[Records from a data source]
::::
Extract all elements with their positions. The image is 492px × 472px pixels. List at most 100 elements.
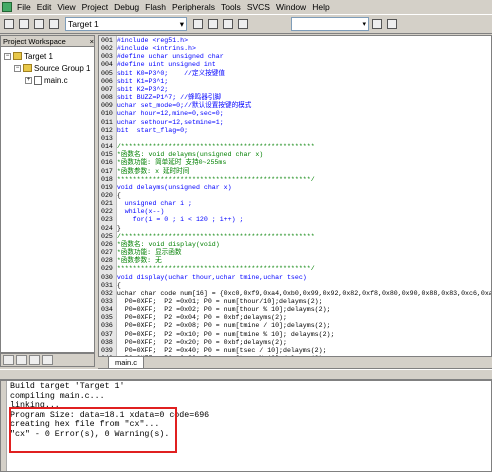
rebuild-icon[interactable] — [32, 17, 46, 31]
code-lines: 001 #include <reg51.h> 002 #include <intr… — [101, 37, 491, 356]
line-number: 031 — [101, 281, 117, 289]
file-tab-main-c[interactable]: main.c — [108, 357, 144, 369]
line-text: uchar sethour=12,setmine=1; — [116, 118, 224, 126]
expand-icon[interactable]: + — [25, 76, 32, 84]
toolbar: Target 1 ▾ ▾ — [0, 14, 492, 34]
workspace-tabs — [0, 353, 95, 367]
code-line: 006 sbit K1=P3^1; — [101, 77, 491, 86]
code-line: 032 uchar char code num[16] = {0xc0,0xf9… — [101, 290, 491, 298]
menu-view[interactable]: View — [54, 0, 78, 14]
menu-bar: File Edit View Project Debug Flash Perip… — [0, 0, 492, 14]
paste-icon[interactable] — [236, 17, 250, 31]
line-text: *函数参数: 无 — [116, 257, 162, 265]
line-number: 011 — [101, 118, 117, 126]
templates-tab-icon[interactable] — [42, 355, 53, 365]
code-line: 035 P0=0XFF; P2 =0x04; P0 = 0xbf;delayms… — [101, 314, 491, 322]
line-number: 029 — [101, 265, 117, 273]
line-text: #include <reg51.h> — [116, 37, 189, 44]
line-text: P0=0XFF; P2 =0x20; P0 = 0xbf;delayms(2); — [116, 338, 287, 346]
line-text: P0=0XFF; P2 =0x01; P0 = num[thour/10];de… — [116, 298, 323, 305]
build-output-line: compiling main.c... — [10, 391, 105, 401]
close-icon[interactable]: × — [90, 36, 94, 46]
code-line: 022 while(x--) — [101, 208, 491, 216]
line-number: 013 — [101, 134, 117, 142]
debug-icon[interactable] — [385, 17, 399, 31]
code-line: 010 uchar hour=12,mine=0,sec=0; — [101, 110, 491, 118]
panel-splitter[interactable] — [0, 369, 492, 380]
menu-svcs[interactable]: SVCS — [244, 0, 273, 14]
line-text: *函数功能: 显示函数 — [116, 249, 182, 257]
line-number: 025 — [101, 232, 117, 240]
line-text: /***************************************… — [116, 143, 315, 151]
build-icon[interactable] — [17, 17, 31, 31]
line-text: P0=0XFF; P2 =0x04; P0 = 0xbf;delayms(2); — [116, 314, 287, 322]
line-number: 014 — [101, 143, 117, 151]
code-line: 018 ************************************… — [101, 175, 491, 184]
code-line: 038 P0=0XFF; P2 =0x20; P0 = 0xbf;delayms… — [101, 338, 491, 347]
find-combo[interactable]: ▾ — [291, 17, 369, 31]
menu-file[interactable]: File — [14, 0, 34, 14]
collapse-icon[interactable]: − — [4, 52, 11, 60]
line-number: 036 — [101, 322, 117, 330]
line-number: 018 — [101, 175, 117, 183]
menu-flash[interactable]: Flash — [142, 0, 169, 14]
code-editor[interactable]: 001 #include <reg51.h> 002 #include <intr… — [98, 35, 492, 357]
tree-node-main-c[interactable]: + main.c — [1, 74, 94, 86]
line-number: 003 — [101, 53, 117, 61]
code-line: 009 uchar set_mode=0;//默认设置按键的模式 — [101, 102, 491, 110]
code-line: 028 *函数参数: 无 — [101, 257, 491, 265]
download-icon[interactable] — [47, 17, 61, 31]
code-line: 027 *函数功能: 显示函数 — [101, 249, 491, 257]
line-number: 034 — [101, 306, 117, 314]
menu-tools[interactable]: Tools — [218, 0, 244, 14]
line-text: void display(uchar thour,uchar tmine,uch… — [116, 273, 307, 281]
line-number: 012 — [101, 126, 117, 134]
code-line: 036 P0=0XFF; P2 =0x08; P0 = num[tmine / … — [101, 322, 491, 330]
chevron-down-icon: ▾ — [179, 18, 184, 29]
line-number: 019 — [101, 183, 117, 191]
target-options-icon[interactable] — [191, 17, 205, 31]
code-line: 001 #include <reg51.h> — [101, 37, 491, 45]
build-panel-handle[interactable] — [1, 381, 7, 471]
books-tab-icon[interactable] — [16, 355, 27, 365]
tree-node-source-group[interactable]: − Source Group 1 — [1, 62, 94, 74]
file-tab-bar: main.c — [98, 357, 492, 369]
tree-node-label: main.c — [44, 75, 68, 85]
line-text: sbit K2=P3^2; — [116, 85, 169, 93]
build-output-line: Build target 'Target 1' — [10, 382, 125, 391]
collapse-icon[interactable]: − — [14, 64, 21, 72]
menu-project[interactable]: Project — [79, 0, 111, 14]
target-select[interactable]: Target 1 ▾ — [65, 17, 187, 31]
line-number: 022 — [101, 208, 117, 216]
line-text: void delayms(unsigned char x) — [116, 183, 232, 191]
file-icon — [34, 75, 42, 85]
line-number: 023 — [101, 216, 117, 224]
menu-window[interactable]: Window — [273, 0, 309, 14]
menu-edit[interactable]: Edit — [34, 0, 55, 14]
project-workspace: Project Workspace × − Target 1 − Source … — [0, 35, 95, 353]
code-line: 026 *函数名: void display(void) — [101, 241, 491, 249]
code-line: 029 ************************************… — [101, 265, 491, 273]
line-number: 004 — [101, 61, 117, 69]
files-tab-icon[interactable] — [3, 355, 14, 365]
code-line: 014 /***********************************… — [101, 143, 491, 151]
line-text: while(x--) — [116, 208, 165, 216]
line-number: 006 — [101, 77, 117, 85]
line-text: ****************************************… — [116, 175, 315, 183]
find-icon[interactable] — [370, 17, 384, 31]
line-text: P0=0XFF; P2 =0x10; P0 = num[tmine % 10];… — [116, 330, 335, 338]
line-text: #include <intrins.h> — [116, 45, 196, 53]
menu-debug[interactable]: Debug — [111, 0, 142, 14]
line-text: *函数功能: 简单延时 支持0~255ms — [116, 159, 227, 167]
code-line: 011 uchar sethour=12,setmine=1; — [101, 118, 491, 127]
functions-tab-icon[interactable] — [29, 355, 40, 365]
copy-icon[interactable] — [221, 17, 235, 31]
line-number: 010 — [101, 110, 117, 118]
line-text: bit start_flag=0; — [116, 126, 189, 134]
code-line: 017 *函数参数: x 延时时间 — [101, 168, 491, 176]
tree-node-target[interactable]: − Target 1 — [1, 50, 94, 62]
menu-help[interactable]: Help — [309, 0, 332, 14]
menu-peripherals[interactable]: Peripherals — [169, 0, 218, 14]
translate-icon[interactable] — [2, 17, 16, 31]
components-icon[interactable] — [206, 17, 220, 31]
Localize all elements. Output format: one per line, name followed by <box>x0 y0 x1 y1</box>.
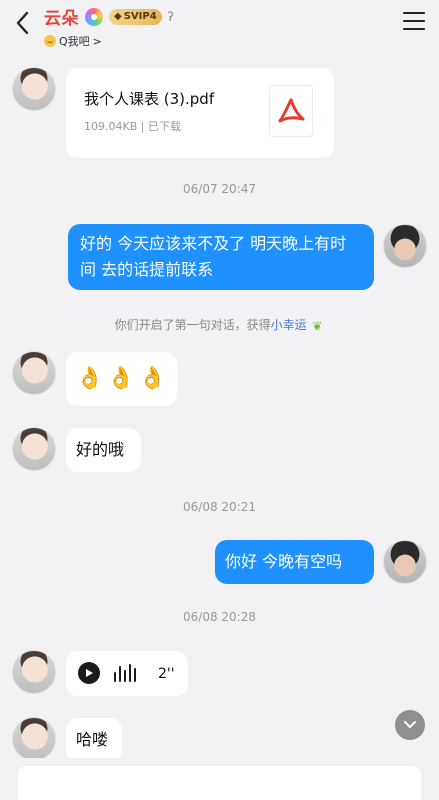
message-bubble-outgoing[interactable]: 好的 今天应该来不及了 明天晚上有时间 去的话提前联系 <box>68 224 374 290</box>
system-notice: 你们开启了第一句对话，获得小幸运 ❦ <box>0 316 439 333</box>
timestamp: 06/08 20:21 <box>183 500 256 514</box>
play-button[interactable] <box>78 662 100 684</box>
lollipop-icon <box>85 7 103 26</box>
voice-duration: 2'' <box>158 666 175 682</box>
message-text: 好的哦 <box>76 440 125 459</box>
avatar-contact[interactable] <box>12 67 56 111</box>
ok-hand-emoji: 👌 <box>138 366 167 391</box>
message-bubble-outgoing[interactable]: 你好 今晚有空吗 <box>215 540 374 584</box>
chat-header: 云朵 ◆ SVIP4 ʔ Q我吧 > <box>0 0 439 48</box>
back-button[interactable] <box>10 10 36 36</box>
file-name: 我个人课表 (3).pdf <box>84 90 215 108</box>
file-meta: 109.04KB | 已下载 <box>84 120 181 133</box>
contact-info[interactable]: 云朵 ◆ SVIP4 ʔ Q我吧 > <box>44 4 182 49</box>
file-message[interactable]: 我个人课表 (3).pdf 109.04KB | 已下载 <box>66 68 334 158</box>
svip-label: SVIP4 <box>123 11 157 22</box>
message-bubble-incoming[interactable]: 👌 👌 👌 <box>66 352 177 406</box>
sprout-icon: ❦ <box>312 319 323 333</box>
message-text: 好的 今天应该来不及了 明天晚上有时间 去的话提前联系 <box>80 234 347 279</box>
lucky-link[interactable]: 小幸运 <box>271 318 307 332</box>
ear-icon: ʔ <box>167 9 174 24</box>
pdf-file-icon <box>269 85 313 137</box>
avatar-contact[interactable] <box>12 427 56 471</box>
contact-name: 云朵 <box>44 9 79 29</box>
menu-button[interactable] <box>403 12 425 30</box>
notice-text: 你们开启了第一句对话，获得 <box>114 318 271 332</box>
message-text: 你好 今晚有空吗 <box>225 552 343 571</box>
message-text: 哈喽 <box>76 730 109 749</box>
scroll-to-bottom-button[interactable] <box>395 710 425 740</box>
chevron-down-icon <box>404 721 416 728</box>
subtitle-arrow: > <box>92 34 102 48</box>
input-area <box>0 758 439 800</box>
ok-hand-emoji: 👌 <box>107 366 135 391</box>
message-bubble-incoming[interactable]: 好的哦 <box>66 428 141 472</box>
voice-message[interactable]: 2'' <box>66 651 188 696</box>
avatar-contact[interactable] <box>12 650 56 694</box>
message-bubble-incoming[interactable]: 哈喽 <box>66 718 122 762</box>
menu-bar <box>403 28 425 30</box>
timestamp: 06/08 20:28 <box>183 610 256 624</box>
play-icon <box>86 669 93 677</box>
avatar-self[interactable] <box>383 224 427 268</box>
ok-hand-emoji: 👌 <box>76 366 104 391</box>
voice-waveform <box>114 664 136 682</box>
contact-subtitle: Q我吧 <box>59 35 90 48</box>
message-input[interactable] <box>18 766 421 800</box>
menu-bar <box>403 20 425 22</box>
crown-icon: ◆ <box>114 11 122 22</box>
avatar-self[interactable] <box>383 540 427 584</box>
chevron-left-icon <box>16 11 29 35</box>
avatar-contact[interactable] <box>12 351 56 395</box>
avatar-contact[interactable] <box>12 717 56 761</box>
menu-bar <box>403 12 425 14</box>
timestamp: 06/07 20:47 <box>183 182 256 196</box>
svip-badge: ◆ SVIP4 <box>109 8 162 25</box>
smiley-icon <box>44 35 56 47</box>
::::
Copy out the lines of the material from the one holding "message-bubble-outgoing[interactable]: 好的 今天应该来不及了" through the one holding "avatar-contact[interactable] <box>12 67", with both of those lines included.

message-bubble-outgoing[interactable]: 好的 今天应该来不及了 明天晚上有时间 去的话提前联系 <box>68 224 374 290</box>
system-notice: 你们开启了第一句对话，获得小幸运 ❦ <box>0 316 439 333</box>
timestamp: 06/08 20:21 <box>183 500 256 514</box>
play-button[interactable] <box>78 662 100 684</box>
lollipop-icon <box>85 7 103 26</box>
voice-duration: 2'' <box>158 666 175 682</box>
message-text: 好的哦 <box>76 440 125 459</box>
avatar-contact[interactable] <box>12 67 56 111</box>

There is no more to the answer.